**Что нужно сделать:** Перепишите все строки дословно, ничего в них не меняя. Изображения в ответ не включайте.

**Исходные строки:**
=-=-=
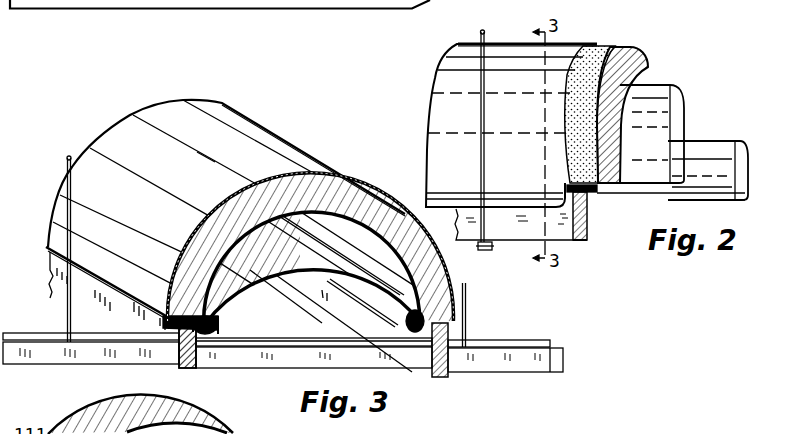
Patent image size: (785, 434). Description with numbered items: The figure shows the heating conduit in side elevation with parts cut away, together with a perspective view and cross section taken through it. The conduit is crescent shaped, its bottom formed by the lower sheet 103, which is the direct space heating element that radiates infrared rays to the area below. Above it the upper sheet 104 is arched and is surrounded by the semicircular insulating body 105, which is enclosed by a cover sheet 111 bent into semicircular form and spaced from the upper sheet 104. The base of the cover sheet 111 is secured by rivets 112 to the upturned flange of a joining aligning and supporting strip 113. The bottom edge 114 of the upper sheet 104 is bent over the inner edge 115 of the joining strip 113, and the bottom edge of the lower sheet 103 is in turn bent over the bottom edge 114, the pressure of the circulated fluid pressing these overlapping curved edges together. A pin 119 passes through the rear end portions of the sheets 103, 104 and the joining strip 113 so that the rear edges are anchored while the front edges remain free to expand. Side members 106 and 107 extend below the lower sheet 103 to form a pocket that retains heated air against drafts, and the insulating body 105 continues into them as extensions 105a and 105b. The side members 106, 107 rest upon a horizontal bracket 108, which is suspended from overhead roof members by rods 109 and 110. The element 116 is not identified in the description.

In FIG. 3, the lower sheet 103 is at (301, 274).
In FIG. 2, the lower sheet 103 is at (723, 141).
In FIG. 3, the upper sheet 104 is at (333, 220).
In FIG. 2, the upper sheet 104 is at (678, 95).
In FIG. 3, the insulating body 105 is at (346, 176).
In FIG. 2, the insulating body 105 is at (643, 60).
In FIG. 3, the extension of insulating body 105a is at (180, 355).
In FIG. 3, the extension of insulating body 105b is at (453, 362).
In FIG. 3, the side member 106 is at (188, 366).
In FIG. 2, the side member 106 is at (585, 253).
In FIG. 3, the side member 107 is at (448, 372).
In FIG. 3, the horizontal bracket 108 is at (43, 356).
In FIG. 2, the horizontal bracket 108 is at (494, 247).
In FIG. 3, the rod 109 is at (67, 159).
In FIG. 2, the rod 109 is at (485, 117).
In FIG. 3, the rod 110 is at (466, 301).
In FIG. 3, the cover sheet 111 is at (240, 190).
In FIG. 2, the cover sheet 111 is at (573, 55).
In FIG. 3, the rivets 112 is at (142, 290).
In FIG. 2, the rivets 112 is at (537, 181).
In FIG. 3, the joining aligning and supporting strip 113 is at (187, 292).
In FIG. 2, the joining aligning and supporting strip 113 is at (587, 200).
In FIG. 3, the bottom edge of sheet 104 114 is at (218, 318).
In FIG. 2, the bottom edge of sheet 104 114 is at (634, 195).
In FIG. 3, the inner edge of joining strip 115 is at (378, 312).
In FIG. 2, the inner edge of joining strip 115 is at (577, 177).
In FIG. 3, the lip 116 is at (222, 328).
In FIG. 2, the lip 116 is at (696, 196).
In FIG. 3, the pin 119 is at (211, 351).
=-=-=
**Результат выполнения:**
Patent image size: (785, 434). Description with numbered items: The figure shows the heating conduit in side elevation with parts cut away, together with a perspective view and cross section taken through it. The conduit is crescent shaped, its bottom formed by the lower sheet 103, which is the direct space heating element that radiates infrared rays to the area below. Above it the upper sheet 104 is arched and is surrounded by the semicircular insulating body 105, which is enclosed by a cover sheet 111 bent into semicircular form and spaced from the upper sheet 104. The base of the cover sheet 111 is secured by rivets 112 to the upturned flange of a joining aligning and supporting strip 113. The bottom edge 114 of the upper sheet 104 is bent over the inner edge 115 of the joining strip 113, and the bottom edge of the lower sheet 103 is in turn bent over the bottom edge 114, the pressure of the circulated fluid pressing these overlapping curved edges together. A pin 119 passes through the rear end portions of the sheets 103, 104 and the joining strip 113 so that the rear edges are anchored while the front edges remain free to expand. Side members 106 and 107 extend below the lower sheet 103 to form a pocket that retains heated air against drafts, and the insulating body 105 continues into them as extensions 105a and 105b. The side members 106, 107 rest upon a horizontal bracket 108, which is suspended from overhead roof members by rods 109 and 110. The element 116 is not identified in the description.

In FIG. 3, the lower sheet 103 is at (301, 274).
In FIG. 2, the lower sheet 103 is at (723, 141).
In FIG. 3, the upper sheet 104 is at (333, 220).
In FIG. 2, the upper sheet 104 is at (678, 95).
In FIG. 3, the insulating body 105 is at (346, 176).
In FIG. 2, the insulating body 105 is at (643, 60).
In FIG. 3, the extension of insulating body 105a is at (180, 355).
In FIG. 3, the extension of insulating body 105b is at (453, 362).
In FIG. 3, the side member 106 is at (188, 366).
In FIG. 2, the side member 106 is at (585, 253).
In FIG. 3, the side member 107 is at (448, 372).
In FIG. 3, the horizontal bracket 108 is at (43, 356).
In FIG. 2, the horizontal bracket 108 is at (494, 247).
In FIG. 3, the rod 109 is at (67, 159).
In FIG. 2, the rod 109 is at (485, 117).
In FIG. 3, the rod 110 is at (466, 301).
In FIG. 3, the cover sheet 111 is at (240, 190).
In FIG. 2, the cover sheet 111 is at (573, 55).
In FIG. 3, the rivets 112 is at (142, 290).
In FIG. 2, the rivets 112 is at (537, 181).
In FIG. 3, the joining aligning and supporting strip 113 is at (187, 292).
In FIG. 2, the joining aligning and supporting strip 113 is at (587, 200).
In FIG. 3, the bottom edge of sheet 104 114 is at (218, 318).
In FIG. 2, the bottom edge of sheet 104 114 is at (634, 195).
In FIG. 3, the inner edge of joining strip 115 is at (378, 312).
In FIG. 2, the inner edge of joining strip 115 is at (577, 177).
In FIG. 3, the lip 116 is at (222, 328).
In FIG. 2, the lip 116 is at (696, 196).
In FIG. 3, the pin 119 is at (211, 351).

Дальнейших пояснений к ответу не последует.